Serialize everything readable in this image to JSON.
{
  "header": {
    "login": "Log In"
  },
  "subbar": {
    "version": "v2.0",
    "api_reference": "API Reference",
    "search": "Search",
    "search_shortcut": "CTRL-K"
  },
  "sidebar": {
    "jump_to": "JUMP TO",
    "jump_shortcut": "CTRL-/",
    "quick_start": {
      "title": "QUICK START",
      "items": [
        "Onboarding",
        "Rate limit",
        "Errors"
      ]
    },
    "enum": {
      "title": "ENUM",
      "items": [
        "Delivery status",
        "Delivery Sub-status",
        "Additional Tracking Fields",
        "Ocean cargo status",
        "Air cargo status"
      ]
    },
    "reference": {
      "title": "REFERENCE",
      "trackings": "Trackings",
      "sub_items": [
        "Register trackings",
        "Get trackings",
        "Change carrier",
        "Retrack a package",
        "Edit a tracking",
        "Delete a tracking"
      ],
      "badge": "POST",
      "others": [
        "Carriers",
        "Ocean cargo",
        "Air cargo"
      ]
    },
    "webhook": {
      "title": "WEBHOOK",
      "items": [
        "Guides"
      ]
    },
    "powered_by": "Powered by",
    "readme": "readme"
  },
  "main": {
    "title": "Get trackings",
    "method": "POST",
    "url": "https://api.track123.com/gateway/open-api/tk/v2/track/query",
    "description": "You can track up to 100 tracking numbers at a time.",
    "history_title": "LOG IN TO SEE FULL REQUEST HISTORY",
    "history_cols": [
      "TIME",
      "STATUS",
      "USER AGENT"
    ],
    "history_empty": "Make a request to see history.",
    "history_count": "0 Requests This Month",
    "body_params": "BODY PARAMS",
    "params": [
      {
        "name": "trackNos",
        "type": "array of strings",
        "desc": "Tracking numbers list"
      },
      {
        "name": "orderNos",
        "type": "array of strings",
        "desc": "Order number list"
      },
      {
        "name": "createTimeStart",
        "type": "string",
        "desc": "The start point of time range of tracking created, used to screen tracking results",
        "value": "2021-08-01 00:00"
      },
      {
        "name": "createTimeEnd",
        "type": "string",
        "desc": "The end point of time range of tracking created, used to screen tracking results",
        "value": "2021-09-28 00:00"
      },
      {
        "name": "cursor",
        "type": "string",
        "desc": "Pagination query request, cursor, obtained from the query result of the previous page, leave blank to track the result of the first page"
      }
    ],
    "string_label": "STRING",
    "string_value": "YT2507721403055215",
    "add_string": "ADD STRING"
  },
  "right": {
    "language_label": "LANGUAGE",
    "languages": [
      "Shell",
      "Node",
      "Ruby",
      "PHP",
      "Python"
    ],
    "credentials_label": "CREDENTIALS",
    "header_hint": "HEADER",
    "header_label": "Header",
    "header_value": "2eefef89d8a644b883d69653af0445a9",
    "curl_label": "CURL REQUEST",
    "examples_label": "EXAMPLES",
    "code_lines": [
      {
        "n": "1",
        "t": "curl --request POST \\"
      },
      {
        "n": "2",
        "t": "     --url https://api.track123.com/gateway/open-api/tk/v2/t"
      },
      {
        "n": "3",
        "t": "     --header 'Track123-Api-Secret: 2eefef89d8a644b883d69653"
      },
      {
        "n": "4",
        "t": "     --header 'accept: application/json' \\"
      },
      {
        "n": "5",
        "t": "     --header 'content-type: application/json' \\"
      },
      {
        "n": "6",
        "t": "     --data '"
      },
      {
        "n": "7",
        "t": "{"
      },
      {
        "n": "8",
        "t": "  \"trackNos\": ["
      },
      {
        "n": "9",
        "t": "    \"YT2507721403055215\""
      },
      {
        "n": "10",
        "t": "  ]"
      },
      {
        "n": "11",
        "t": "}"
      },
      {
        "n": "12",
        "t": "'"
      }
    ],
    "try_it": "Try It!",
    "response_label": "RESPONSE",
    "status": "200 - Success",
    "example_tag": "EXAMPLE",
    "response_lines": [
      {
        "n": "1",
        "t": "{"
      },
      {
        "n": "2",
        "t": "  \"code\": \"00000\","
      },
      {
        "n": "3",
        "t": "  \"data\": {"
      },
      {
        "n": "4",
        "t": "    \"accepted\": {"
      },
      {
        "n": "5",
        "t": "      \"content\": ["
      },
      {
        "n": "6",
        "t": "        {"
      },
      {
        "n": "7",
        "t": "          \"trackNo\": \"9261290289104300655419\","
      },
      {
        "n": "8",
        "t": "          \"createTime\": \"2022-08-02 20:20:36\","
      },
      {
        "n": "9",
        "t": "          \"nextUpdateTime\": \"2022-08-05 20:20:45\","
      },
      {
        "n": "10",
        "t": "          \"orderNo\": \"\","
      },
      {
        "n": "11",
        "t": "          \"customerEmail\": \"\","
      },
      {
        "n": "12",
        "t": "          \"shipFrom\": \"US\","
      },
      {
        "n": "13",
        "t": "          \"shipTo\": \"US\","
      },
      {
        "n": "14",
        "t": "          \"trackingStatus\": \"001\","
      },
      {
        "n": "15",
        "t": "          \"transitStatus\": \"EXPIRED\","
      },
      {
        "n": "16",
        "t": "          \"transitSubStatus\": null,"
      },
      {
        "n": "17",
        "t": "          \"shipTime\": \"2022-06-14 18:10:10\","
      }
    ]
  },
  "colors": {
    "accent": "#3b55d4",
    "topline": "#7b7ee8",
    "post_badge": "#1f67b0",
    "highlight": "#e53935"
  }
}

= = = = = = =

Work to be completed —
Print the whole listing again, exactly.

Solution to this task —
Serialize everything readable in this image to JSON.
{
  "header": {
    "login": "Log In"
  },
  "subbar": {
    "version": "v2.0",
    "api_reference": "API Reference",
    "search": "Search",
    "search_shortcut": "CTRL-K"
  },
  "sidebar": {
    "jump_to": "JUMP TO",
    "jump_shortcut": "CTRL-/",
    "quick_start": {
      "title": "QUICK START",
      "items": [
        "Onboarding",
        "Rate limit",
        "Errors"
      ]
    },
    "enum": {
      "title": "ENUM",
      "items": [
        "Delivery status",
        "Delivery Sub-status",
        "Additional Tracking Fields",
        "Ocean cargo status",
        "Air cargo status"
      ]
    },
    "reference": {
      "title": "REFERENCE",
      "trackings": "Trackings",
      "sub_items": [
        "Register trackings",
        "Get trackings",
        "Change carrier",
        "Retrack a package",
        "Edit a tracking",
        "Delete a tracking"
      ],
      "badge": "POST",
      "others": [
        "Carriers",
        "Ocean cargo",
        "Air cargo"
      ]
    },
    "webhook": {
      "title": "WEBHOOK",
      "items": [
        "Guides"
      ]
    },
    "powered_by": "Powered by",
    "readme": "readme"
  },
  "main": {
    "title": "Get trackings",
    "method": "POST",
    "url": "https://api.track123.com/gateway/open-api/tk/v2/track/query",
    "description": "You can track up to 100 tracking numbers at a time.",
    "history_title": "LOG IN TO SEE FULL REQUEST HISTORY",
    "history_cols": [
      "TIME",
      "STATUS",
      "USER AGENT"
    ],
    "history_empty": "Make a request to see history.",
    "history_count": "0 Requests This Month",
    "body_params": "BODY PARAMS",
    "params": [
      {
        "name": "trackNos",
        "type": "array of strings",
        "desc": "Tracking numbers list"
      },
      {
        "name": "orderNos",
        "type": "array of strings",
        "desc": "Order number list"
      },
      {
        "name": "createTimeStart",
        "type": "string",
        "desc": "The start point of time range of tracking created, used to screen tracking results",
        "value": "2021-08-01 00:00"
      },
      {
        "name": "createTimeEnd",
        "type": "string",
        "desc": "The end point of time range of tracking created, used to screen tracking results",
        "value": "2021-09-28 00:00"
      },
      {
        "name": "cursor",
        "type": "string",
        "desc": "Pagination query request, cursor, obtained from the query result of the previous page, leave blank to track the result of the first page"
      }
    ],
    "string_label": "STRING",
    "string_value": "YT2507721403055215",
    "add_string": "ADD STRING"
  },
  "right": {
    "language_label": "LANGUAGE",
    "languages": [
      "Shell",
      "Node",
      "Ruby",
      "PHP",
      "Python"
    ],
    "credentials_label": "CREDENTIALS",
    "header_hint": "HEADER",
    "header_label": "Header",
    "header_value": "2eefef89d8a644b883d69653af0445a9",
    "curl_label": "CURL REQUEST",
    "examples_label": "EXAMPLES",
    "code_lines": [
      {
        "n": "1",
        "t": "curl --request POST \\"
      },
      {
        "n": "2",
        "t": "     --url https://api.track123.com/gateway/open-api/tk/v2/t"
      },
      {
        "n": "3",
        "t": "     --header 'Track123-Api-Secret: 2eefef89d8a644b883d69653"
      },
      {
        "n": "4",
        "t": "     --header 'accept: application/json' \\"
      },
      {
        "n": "5",
        "t": "     --header 'content-type: application/json' \\"
      },
      {
        "n": "6",
        "t": "     --data '"
      },
      {
        "n": "7",
        "t": "{"
      },
      {
        "n": "8",
        "t": "  \"trackNos\": ["
      },
      {
        "n": "9",
        "t": "    \"YT2507721403055215\""
      },
      {
        "n": "10",
        "t": "  ]"
      },
      {
        "n": "11",
        "t": "}"
      },
      {
        "n": "12",
        "t": "'"
      }
    ],
    "try_it": "Try It!",
    "response_label": "RESPONSE",
    "status": "200 - Success",
    "example_tag": "EXAMPLE",
    "response_lines": [
      {
        "n": "1",
        "t": "{"
      },
      {
        "n": "2",
        "t": "  \"code\": \"00000\","
      },
      {
        "n": "3",
        "t": "  \"data\": {"
      },
      {
        "n": "4",
        "t": "    \"accepted\": {"
      },
      {
        "n": "5",
        "t": "      \"content\": ["
      },
      {
        "n": "6",
        "t": "        {"
      },
      {
        "n": "7",
        "t": "          \"trackNo\": \"9261290289104300655419\","
      },
      {
        "n": "8",
        "t": "          \"createTime\": \"2022-08-02 20:20:36\","
      },
      {
        "n": "9",
        "t": "          \"nextUpdateTime\": \"2022-08-05 20:20:45\","
      },
      {
        "n": "10",
        "t": "          \"orderNo\": \"\","
      },
      {
        "n": "11",
        "t": "          \"customerEmail\": \"\","
      },
      {
        "n": "12",
        "t": "          \"shipFrom\": \"US\","
      },
      {
        "n": "13",
        "t": "          \"shipTo\": \"US\","
      },
      {
        "n": "14",
        "t": "          \"trackingStatus\": \"001\","
      },
      {
        "n": "15",
        "t": "          \"transitStatus\": \"EXPIRED\","
      },
      {
        "n": "16",
        "t": "          \"transitSubStatus\": null,"
      },
      {
        "n": "17",
        "t": "          \"shipTime\": \"2022-06-14 18:10:10\","
      }
    ]
  },
  "colors": {
    "accent": "#3b55d4",
    "topline": "#7b7ee8",
    "post_badge": "#1f67b0",
    "highlight": "#e53935"
  }
}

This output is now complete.